How many lines in the listing below include the word "USDJPY"? Answer with the number and nothing else.
== == ==
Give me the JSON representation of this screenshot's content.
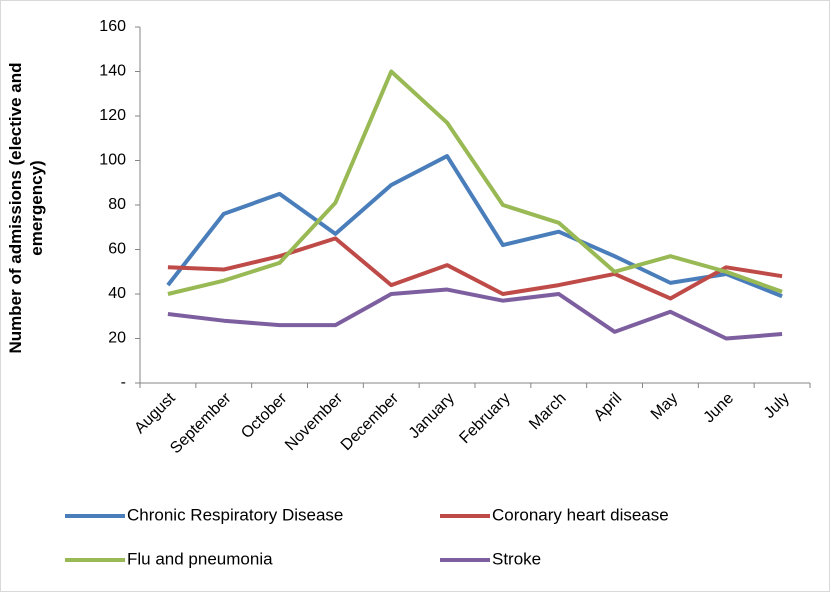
{
  "chart_data": {
    "type": "line",
    "y_label": "Number of admissions (elective and emergency)",
    "categories": [
      "August",
      "September",
      "October",
      "November",
      "December",
      "January",
      "February",
      "March",
      "April",
      "May",
      "June",
      "July"
    ],
    "series": [
      {
        "name": "Chronic Respiratory Disease",
        "color": "#4a7ebb",
        "values": [
          44,
          76,
          85,
          67,
          89,
          102,
          62,
          68,
          57,
          45,
          49,
          39
        ]
      },
      {
        "name": "Coronary heart disease",
        "color": "#be4b48",
        "values": [
          52,
          51,
          57,
          65,
          44,
          53,
          40,
          44,
          49,
          38,
          52,
          48
        ]
      },
      {
        "name": "Flu and pneumonia",
        "color": "#98b954",
        "values": [
          40,
          46,
          54,
          81,
          140,
          117,
          80,
          72,
          50,
          57,
          50,
          41
        ]
      },
      {
        "name": "Stroke",
        "color": "#7d5fa0",
        "values": [
          31,
          28,
          26,
          26,
          40,
          42,
          37,
          40,
          23,
          32,
          20,
          22
        ]
      }
    ],
    "ylim": [
      0,
      160
    ],
    "yticks": [
      {
        "value": 0,
        "label": "-"
      },
      20,
      40,
      60,
      80,
      100,
      120,
      140,
      160
    ],
    "grid": false
  }
}
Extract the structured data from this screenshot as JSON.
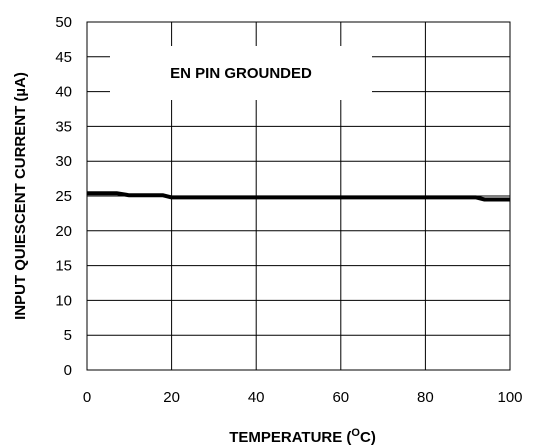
{
  "chart_data": {
    "type": "line",
    "title": "",
    "xlabel_main": "TEMPERATURE (",
    "xlabel_sup": "O",
    "xlabel_end": "C)",
    "ylabel": "INPUT QUIESCENT CURRENT (µA)",
    "xlim": [
      0,
      100
    ],
    "ylim": [
      0,
      50
    ],
    "x_ticks": [
      0,
      20,
      40,
      60,
      80,
      100
    ],
    "y_ticks": [
      0,
      5,
      10,
      15,
      20,
      25,
      30,
      35,
      40,
      45,
      50
    ],
    "grid": true,
    "annotation": "EN PIN GROUNDED",
    "series": [
      {
        "x": [
          0,
          7,
          10,
          18,
          20,
          92,
          94,
          100
        ],
        "y": [
          25.4,
          25.4,
          25.1,
          25.1,
          24.8,
          24.8,
          24.5,
          24.5
        ],
        "color": "#000000"
      }
    ]
  }
}
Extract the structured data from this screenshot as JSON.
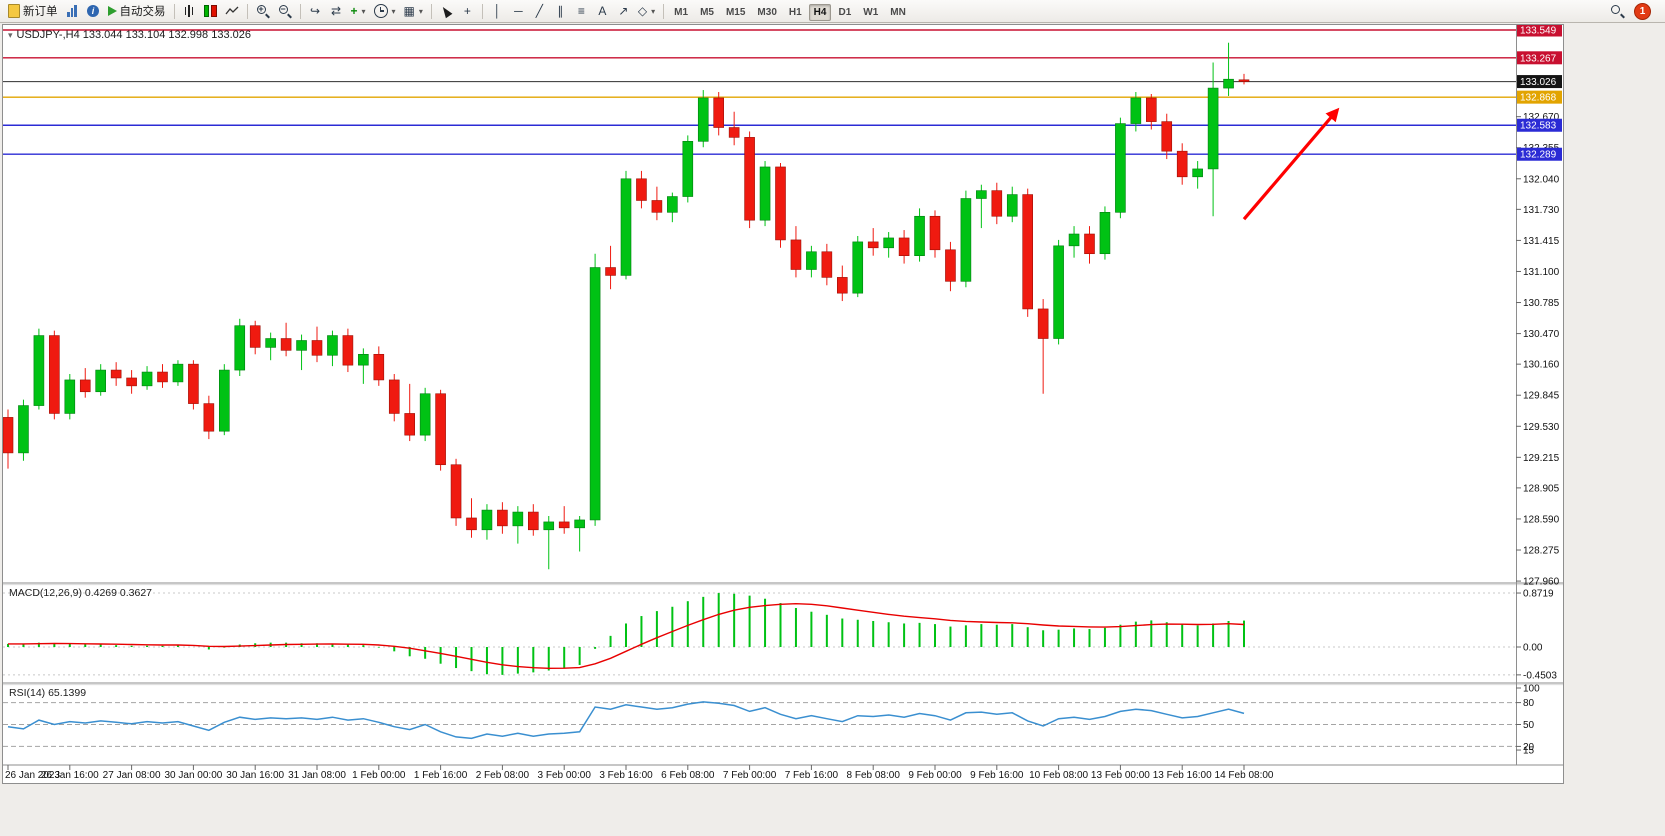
{
  "toolbar": {
    "new_order_label": "新订单",
    "auto_trading_label": "自动交易",
    "timeframes": [
      "M1",
      "M5",
      "M15",
      "M30",
      "H1",
      "H4",
      "D1",
      "W1",
      "MN"
    ],
    "active_timeframe": "H4",
    "notification_count": "1",
    "icons": {
      "caret": "▾",
      "zoom_in": "+",
      "zoom_out": "−",
      "auto_scroll": "↪",
      "chart_shift": "⇄",
      "new_chart": "+",
      "templates": "▦",
      "crosshair": "+",
      "vertical_line": "│",
      "horizontal_line": "─",
      "trend_line": "╱",
      "channel": "∥",
      "fibonacci": "≡",
      "text_tool": "A",
      "arrow_tool": "↗",
      "shapes": "◇"
    }
  },
  "chart": {
    "symbol_info": "USDJPY-,H4 133.044 133.104 132.998 133.026",
    "current_price": {
      "label": "133.026",
      "value": 133.026,
      "color": "#141414"
    },
    "levels": [
      {
        "label": "133.549",
        "value": 133.549,
        "color": "#C81030"
      },
      {
        "label": "133.267",
        "value": 133.267,
        "color": "#C81030"
      },
      {
        "label": "132.868",
        "value": 132.868,
        "color": "#E2A400"
      },
      {
        "label": "132.583",
        "value": 132.583,
        "color": "#2B2BD5"
      },
      {
        "label": "132.289",
        "value": 132.289,
        "color": "#2B2BD5"
      }
    ],
    "up_color": "#00C214",
    "down_color": "#EF1A10",
    "annotation_arrow_color": "#FF0000"
  },
  "macd_panel": {
    "label": "MACD(12,26,9) 0.4269 0.3627",
    "scale": [
      "0.8719",
      "0.00",
      "-0.4503"
    ],
    "histogram_color": "#00C214",
    "signal_color": "#E80000"
  },
  "rsi_panel": {
    "label": "RSI(14) 65.1399",
    "scale": [
      "100",
      "80",
      "50",
      "20",
      "15"
    ],
    "line_color": "#3A8FD0"
  },
  "chart_data": {
    "type": "candlestick",
    "title": "USDJPY- H4",
    "ylim": [
      127.96,
      133.59
    ],
    "price_axis_labels": [
      "132.670",
      "132.355",
      "132.040",
      "131.730",
      "131.415",
      "131.100",
      "130.785",
      "130.470",
      "130.160",
      "129.845",
      "129.530",
      "129.215",
      "128.905",
      "128.590",
      "128.275",
      "127.960"
    ],
    "time_axis": [
      "26 Jan 2023",
      "26 Jan 16:00",
      "27 Jan 08:00",
      "30 Jan 00:00",
      "30 Jan 16:00",
      "31 Jan 08:00",
      "1 Feb 00:00",
      "1 Feb 16:00",
      "2 Feb 08:00",
      "3 Feb 00:00",
      "3 Feb 16:00",
      "6 Feb 08:00",
      "7 Feb 00:00",
      "7 Feb 16:00",
      "8 Feb 08:00",
      "9 Feb 00:00",
      "9 Feb 16:00",
      "10 Feb 08:00",
      "13 Feb 00:00",
      "13 Feb 16:00",
      "14 Feb 08:00"
    ],
    "candles": [
      [
        129.62,
        129.7,
        129.1,
        129.26
      ],
      [
        129.26,
        129.8,
        129.18,
        129.74
      ],
      [
        129.74,
        130.52,
        129.7,
        130.45
      ],
      [
        130.45,
        130.5,
        129.6,
        129.66
      ],
      [
        129.66,
        130.06,
        129.6,
        130.0
      ],
      [
        130.0,
        130.12,
        129.82,
        129.88
      ],
      [
        129.88,
        130.16,
        129.84,
        130.1
      ],
      [
        130.1,
        130.18,
        129.94,
        130.02
      ],
      [
        130.02,
        130.1,
        129.86,
        129.94
      ],
      [
        129.94,
        130.14,
        129.9,
        130.08
      ],
      [
        130.08,
        130.16,
        129.92,
        129.98
      ],
      [
        129.98,
        130.2,
        129.94,
        130.16
      ],
      [
        130.16,
        130.2,
        129.7,
        129.76
      ],
      [
        129.76,
        129.84,
        129.4,
        129.48
      ],
      [
        129.48,
        130.16,
        129.44,
        130.1
      ],
      [
        130.1,
        130.62,
        130.04,
        130.55
      ],
      [
        130.55,
        130.6,
        130.26,
        130.33
      ],
      [
        130.33,
        130.48,
        130.2,
        130.42
      ],
      [
        130.42,
        130.58,
        130.24,
        130.3
      ],
      [
        130.3,
        130.46,
        130.1,
        130.4
      ],
      [
        130.4,
        130.54,
        130.18,
        130.25
      ],
      [
        130.25,
        130.5,
        130.14,
        130.45
      ],
      [
        130.45,
        130.52,
        130.08,
        130.15
      ],
      [
        130.15,
        130.32,
        129.96,
        130.26
      ],
      [
        130.26,
        130.34,
        129.94,
        130.0
      ],
      [
        130.0,
        130.06,
        129.58,
        129.66
      ],
      [
        129.66,
        129.96,
        129.38,
        129.44
      ],
      [
        129.44,
        129.92,
        129.38,
        129.86
      ],
      [
        129.86,
        129.9,
        129.08,
        129.14
      ],
      [
        129.14,
        129.2,
        128.52,
        128.6
      ],
      [
        128.6,
        128.8,
        128.4,
        128.48
      ],
      [
        128.48,
        128.74,
        128.38,
        128.68
      ],
      [
        128.68,
        128.76,
        128.44,
        128.52
      ],
      [
        128.52,
        128.72,
        128.34,
        128.66
      ],
      [
        128.66,
        128.74,
        128.42,
        128.48
      ],
      [
        128.48,
        128.62,
        128.08,
        128.56
      ],
      [
        128.56,
        128.72,
        128.44,
        128.5
      ],
      [
        128.5,
        128.62,
        128.26,
        128.58
      ],
      [
        128.58,
        131.28,
        128.52,
        131.14
      ],
      [
        131.14,
        131.36,
        130.92,
        131.06
      ],
      [
        131.06,
        132.12,
        131.02,
        132.04
      ],
      [
        132.04,
        132.12,
        131.74,
        131.82
      ],
      [
        131.82,
        131.96,
        131.62,
        131.7
      ],
      [
        131.7,
        131.9,
        131.6,
        131.86
      ],
      [
        131.86,
        132.48,
        131.8,
        132.42
      ],
      [
        132.42,
        132.94,
        132.36,
        132.86
      ],
      [
        132.86,
        132.92,
        132.48,
        132.56
      ],
      [
        132.56,
        132.72,
        132.38,
        132.46
      ],
      [
        132.46,
        132.52,
        131.54,
        131.62
      ],
      [
        131.62,
        132.22,
        131.56,
        132.16
      ],
      [
        132.16,
        132.2,
        131.34,
        131.42
      ],
      [
        131.42,
        131.56,
        131.04,
        131.12
      ],
      [
        131.12,
        131.36,
        131.04,
        131.3
      ],
      [
        131.3,
        131.38,
        130.96,
        131.04
      ],
      [
        131.04,
        131.16,
        130.8,
        130.88
      ],
      [
        130.88,
        131.46,
        130.84,
        131.4
      ],
      [
        131.4,
        131.54,
        131.26,
        131.34
      ],
      [
        131.34,
        131.5,
        131.24,
        131.44
      ],
      [
        131.44,
        131.52,
        131.18,
        131.26
      ],
      [
        131.26,
        131.74,
        131.2,
        131.66
      ],
      [
        131.66,
        131.72,
        131.24,
        131.32
      ],
      [
        131.32,
        131.4,
        130.9,
        131.0
      ],
      [
        131.0,
        131.92,
        130.94,
        131.84
      ],
      [
        131.84,
        131.98,
        131.54,
        131.92
      ],
      [
        131.92,
        132.0,
        131.58,
        131.66
      ],
      [
        131.66,
        131.96,
        131.6,
        131.88
      ],
      [
        131.88,
        131.94,
        130.64,
        130.72
      ],
      [
        130.72,
        130.82,
        129.86,
        130.42
      ],
      [
        130.42,
        131.42,
        130.36,
        131.36
      ],
      [
        131.36,
        131.56,
        131.24,
        131.48
      ],
      [
        131.48,
        131.56,
        131.18,
        131.28
      ],
      [
        131.28,
        131.76,
        131.22,
        131.7
      ],
      [
        131.7,
        132.66,
        131.64,
        132.6
      ],
      [
        132.6,
        132.92,
        132.52,
        132.86
      ],
      [
        132.86,
        132.9,
        132.54,
        132.62
      ],
      [
        132.62,
        132.7,
        132.24,
        132.32
      ],
      [
        132.32,
        132.4,
        131.98,
        132.06
      ],
      [
        132.06,
        132.22,
        131.94,
        132.14
      ],
      [
        132.14,
        133.22,
        131.66,
        132.96
      ],
      [
        132.96,
        133.42,
        132.88,
        133.05
      ],
      [
        133.044,
        133.104,
        132.998,
        133.026
      ]
    ],
    "macd_histogram": [
      0.05,
      0.05,
      0.07,
      0.06,
      0.05,
      0.04,
      0.04,
      0.03,
      0.02,
      0.02,
      0.02,
      0.03,
      0.0,
      -0.04,
      -0.01,
      0.04,
      0.06,
      0.07,
      0.07,
      0.06,
      0.06,
      0.05,
      0.04,
      0.03,
      -0.01,
      -0.07,
      -0.15,
      -0.19,
      -0.27,
      -0.34,
      -0.39,
      -0.44,
      -0.4503,
      -0.43,
      -0.41,
      -0.38,
      -0.34,
      -0.29,
      -0.03,
      0.18,
      0.38,
      0.5,
      0.58,
      0.65,
      0.74,
      0.81,
      0.8719,
      0.86,
      0.83,
      0.78,
      0.71,
      0.63,
      0.57,
      0.52,
      0.46,
      0.44,
      0.42,
      0.4,
      0.38,
      0.39,
      0.37,
      0.33,
      0.35,
      0.37,
      0.36,
      0.37,
      0.32,
      0.27,
      0.28,
      0.3,
      0.29,
      0.31,
      0.36,
      0.41,
      0.43,
      0.4,
      0.37,
      0.35,
      0.38,
      0.42,
      0.4269
    ],
    "macd_signal": [
      0.05,
      0.05,
      0.054,
      0.056,
      0.055,
      0.052,
      0.049,
      0.045,
      0.04,
      0.036,
      0.033,
      0.032,
      0.026,
      0.012,
      0.008,
      0.014,
      0.023,
      0.032,
      0.04,
      0.044,
      0.047,
      0.048,
      0.046,
      0.043,
      0.032,
      0.012,
      -0.02,
      -0.062,
      -0.104,
      -0.151,
      -0.199,
      -0.247,
      -0.288,
      -0.316,
      -0.335,
      -0.344,
      -0.343,
      -0.332,
      -0.272,
      -0.182,
      -0.07,
      0.044,
      0.151,
      0.251,
      0.349,
      0.441,
      0.527,
      0.594,
      0.641,
      0.669,
      0.69,
      0.7,
      0.69,
      0.665,
      0.63,
      0.595,
      0.56,
      0.527,
      0.497,
      0.475,
      0.455,
      0.43,
      0.413,
      0.404,
      0.396,
      0.391,
      0.377,
      0.355,
      0.34,
      0.332,
      0.324,
      0.321,
      0.329,
      0.345,
      0.362,
      0.37,
      0.369,
      0.364,
      0.367,
      0.376,
      0.3627
    ],
    "rsi": [
      47,
      44,
      56,
      50,
      54,
      52,
      55,
      53,
      51,
      54,
      52,
      54,
      48,
      42,
      53,
      60,
      57,
      59,
      58,
      59,
      57,
      60,
      56,
      58,
      53,
      47,
      43,
      50,
      40,
      33,
      31,
      37,
      34,
      38,
      34,
      37,
      38,
      40,
      74,
      71,
      77,
      74,
      71,
      73,
      78,
      81,
      79,
      76,
      68,
      73,
      64,
      58,
      62,
      58,
      54,
      62,
      61,
      63,
      60,
      65,
      62,
      56,
      66,
      67,
      64,
      66,
      55,
      48,
      58,
      60,
      57,
      61,
      68,
      71,
      69,
      64,
      59,
      61,
      66,
      71,
      65.14
    ],
    "rsi_levels": [
      80,
      50,
      20
    ],
    "annotation_arrow": {
      "from": {
        "index": 80,
        "price": 131.63
      },
      "to": {
        "index": 86,
        "price": 132.73
      }
    }
  }
}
== == ==
Exercise result => 2